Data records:
— BEGIN —

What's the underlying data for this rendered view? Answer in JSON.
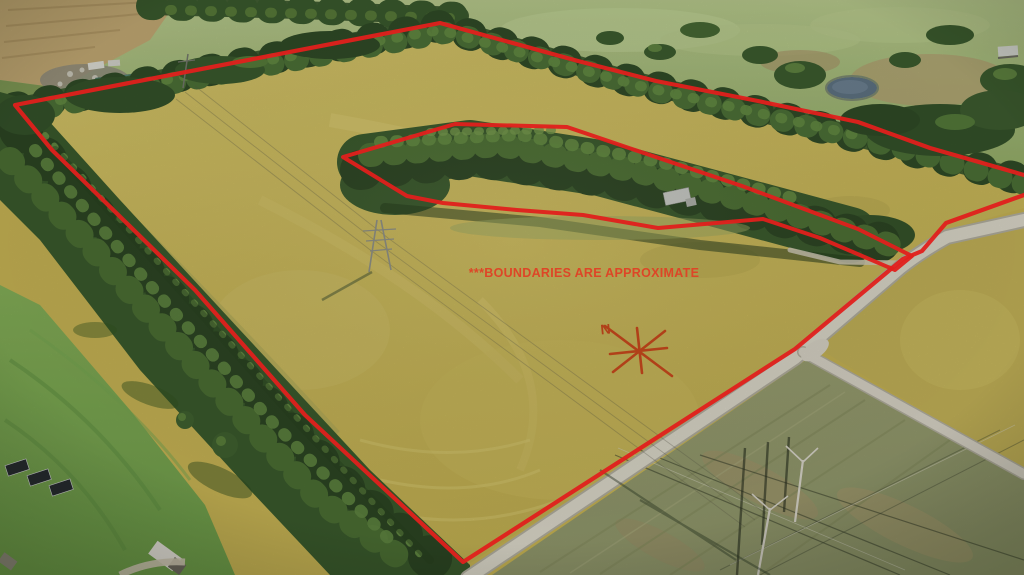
{
  "overlay": {
    "disclaimer_text": "***BOUNDARIES ARE APPROXIMATE",
    "disclaimer_x": 584,
    "disclaimer_y": 277,
    "compass_label": "N",
    "compass_label_x": 606,
    "compass_label_y": 334,
    "compass_transform": "translate(639,351)",
    "line_color": "#e0201c",
    "text_color": "#dd4627",
    "compass_color": "#b04019",
    "outer_boundary_points": "1024,175 930,148 858,122 758,101 656,81 578,61 440,23 15,105 52,150 195,290 305,415 463,562 795,349 903,259 922,251 946,223 1024,195",
    "exclusion_boundary_points": "343,157 455,124 567,127 632,149 742,186 858,229 912,256 895,270 820,238 763,219 658,228 583,215 517,210 443,203 407,196"
  }
}
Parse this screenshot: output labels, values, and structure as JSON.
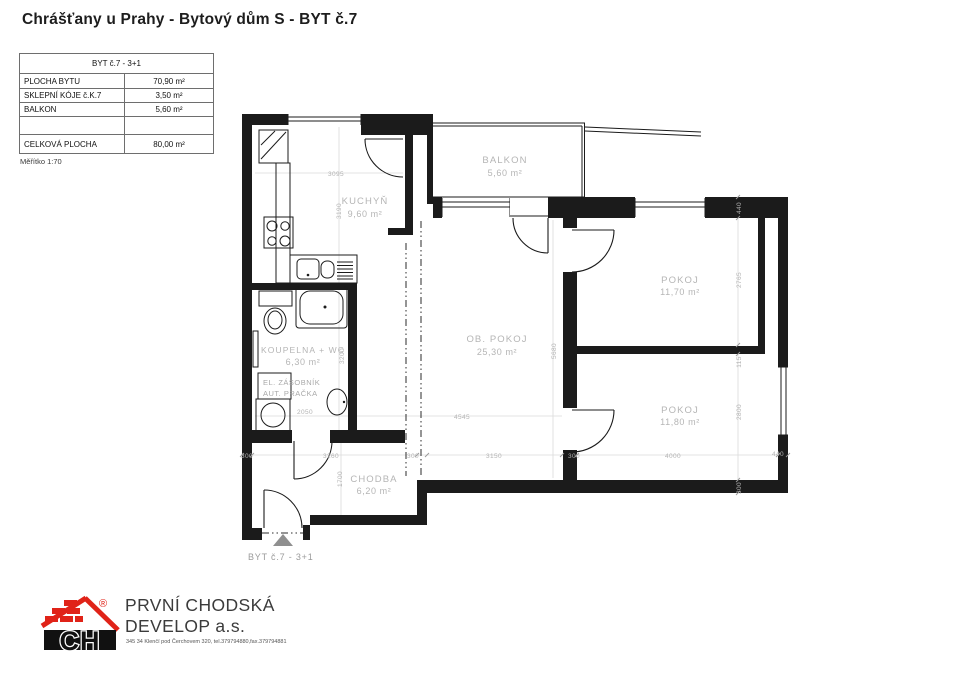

— END —

Written request: Every entry must be written out exactly, with all pictures left out.

Response:
What's the underlying data for this rendered view? Answer in JSON.
{
  "overlay": {
    "disclaimer_text": "***BOUNDARIES ARE APPROXIMATE",
    "disclaimer_x": 584,
    "disclaimer_y": 277,
    "compass_label": "N",
    "compass_label_x": 606,
    "compass_label_y": 334,
    "compass_transform": "translate(639,351)",
    "line_color": "#e0201c",
    "text_color": "#dd4627",
    "compass_color": "#b04019",
    "outer_boundary_points": "1024,175 930,148 858,122 758,101 656,81 578,61 440,23 15,105 52,150 195,290 305,415 463,562 795,349 903,259 922,251 946,223 1024,195",
    "exclusion_boundary_points": "343,157 455,124 567,127 632,149 742,186 858,229 912,256 895,270 820,238 763,219 658,228 583,215 517,210 443,203 407,196"
  }
}
Parse this screenshot: output labels, values, and structure as JSON.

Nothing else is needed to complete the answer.